• _Work required_
Copy all lines in which the word "JSON" can be found.

-------- Data records

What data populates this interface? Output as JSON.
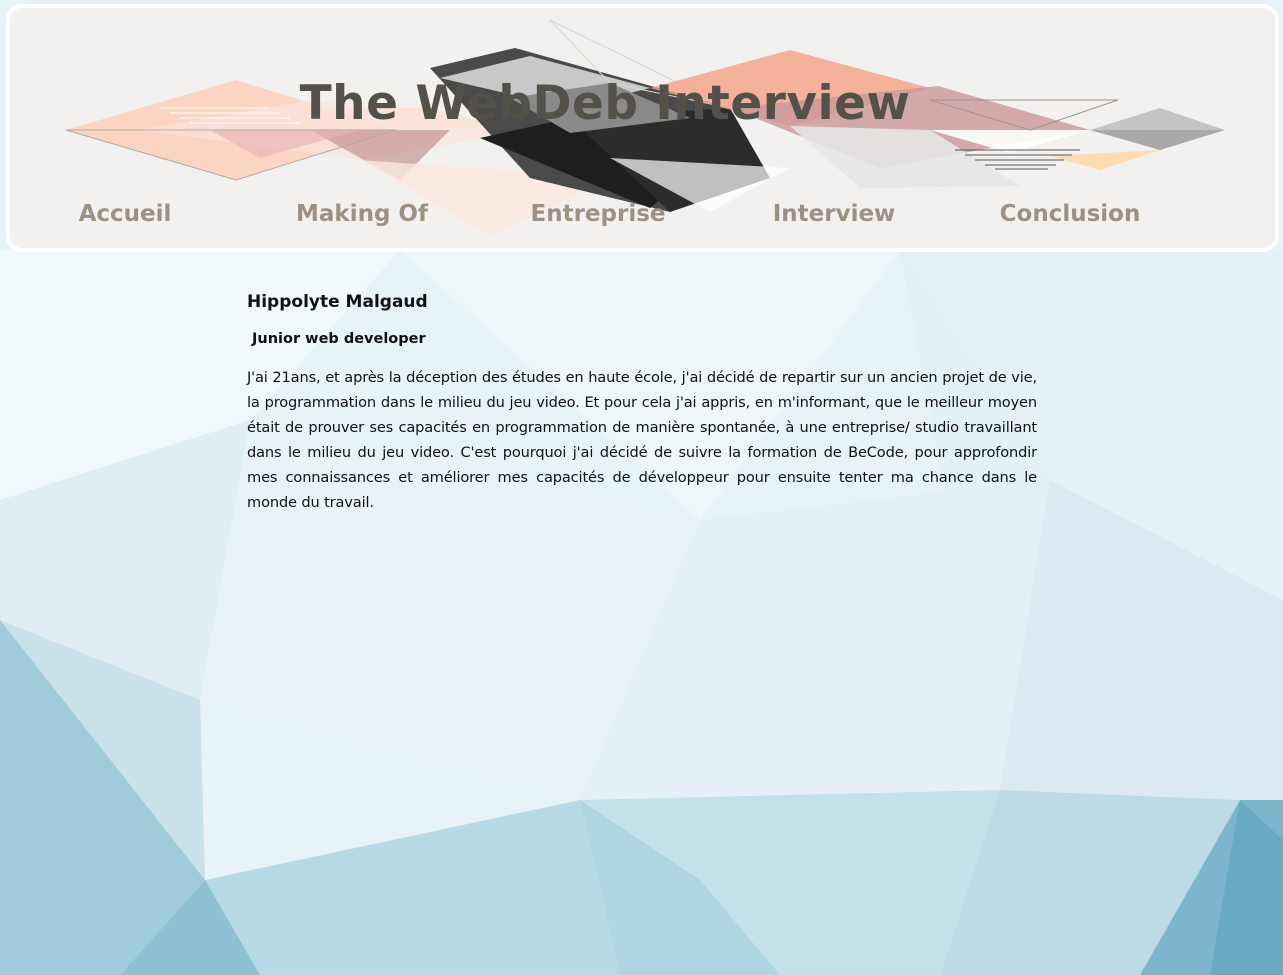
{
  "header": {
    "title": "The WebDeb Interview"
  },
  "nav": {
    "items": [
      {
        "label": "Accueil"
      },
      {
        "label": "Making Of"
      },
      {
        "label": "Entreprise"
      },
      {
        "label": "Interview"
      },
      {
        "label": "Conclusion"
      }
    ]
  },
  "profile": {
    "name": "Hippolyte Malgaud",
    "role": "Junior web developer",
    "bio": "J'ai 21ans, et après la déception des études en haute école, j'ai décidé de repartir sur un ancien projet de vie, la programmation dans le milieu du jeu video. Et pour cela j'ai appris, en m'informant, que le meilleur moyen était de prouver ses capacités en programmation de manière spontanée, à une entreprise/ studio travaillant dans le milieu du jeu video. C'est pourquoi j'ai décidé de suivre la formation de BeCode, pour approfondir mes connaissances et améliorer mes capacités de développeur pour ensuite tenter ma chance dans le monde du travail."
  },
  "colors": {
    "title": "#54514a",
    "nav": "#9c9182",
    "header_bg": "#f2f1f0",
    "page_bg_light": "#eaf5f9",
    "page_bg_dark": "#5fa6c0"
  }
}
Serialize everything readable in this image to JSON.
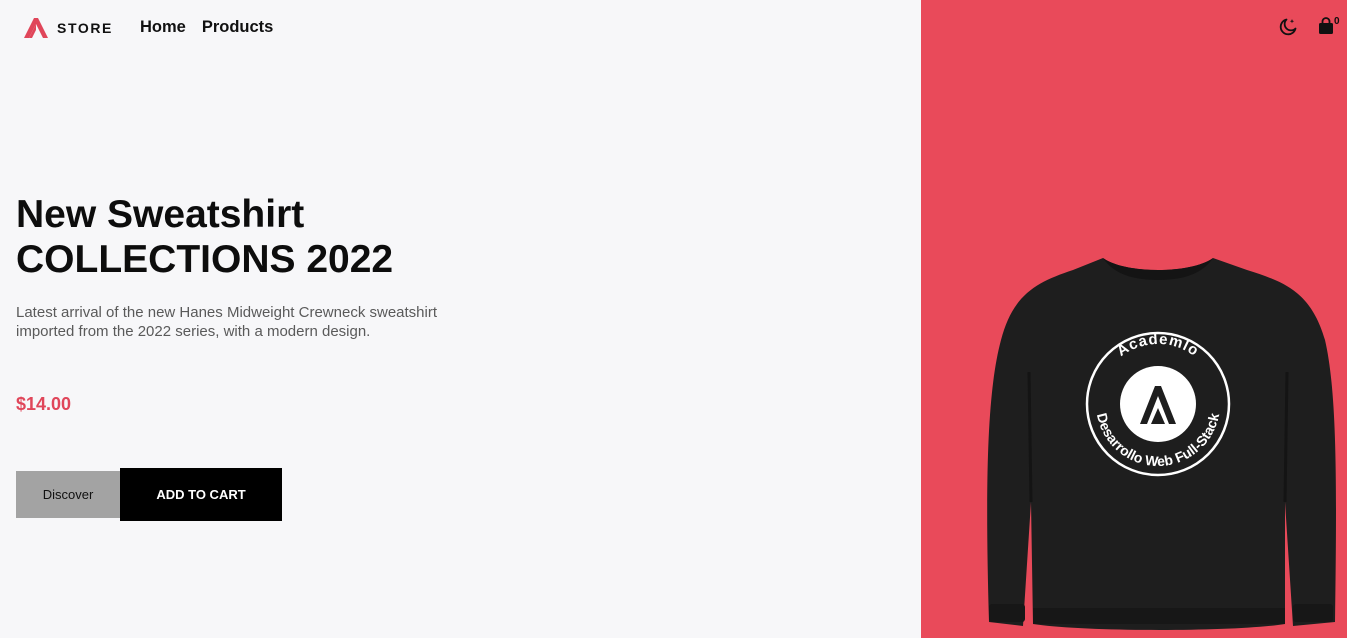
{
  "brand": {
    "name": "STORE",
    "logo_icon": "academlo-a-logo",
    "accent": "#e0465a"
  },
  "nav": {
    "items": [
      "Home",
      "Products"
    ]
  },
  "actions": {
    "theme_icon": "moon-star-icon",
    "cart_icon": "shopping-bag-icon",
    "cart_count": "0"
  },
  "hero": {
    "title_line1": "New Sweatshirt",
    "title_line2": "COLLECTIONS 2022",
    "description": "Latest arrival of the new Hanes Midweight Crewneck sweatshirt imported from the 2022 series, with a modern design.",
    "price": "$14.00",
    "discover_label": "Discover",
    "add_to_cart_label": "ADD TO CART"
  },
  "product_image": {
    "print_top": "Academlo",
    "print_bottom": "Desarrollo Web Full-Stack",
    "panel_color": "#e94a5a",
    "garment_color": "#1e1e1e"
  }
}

----------------

• _Solution to this problem_
What data populates this interface? Output as JSON.
Serialize everything readable in this image to JSON.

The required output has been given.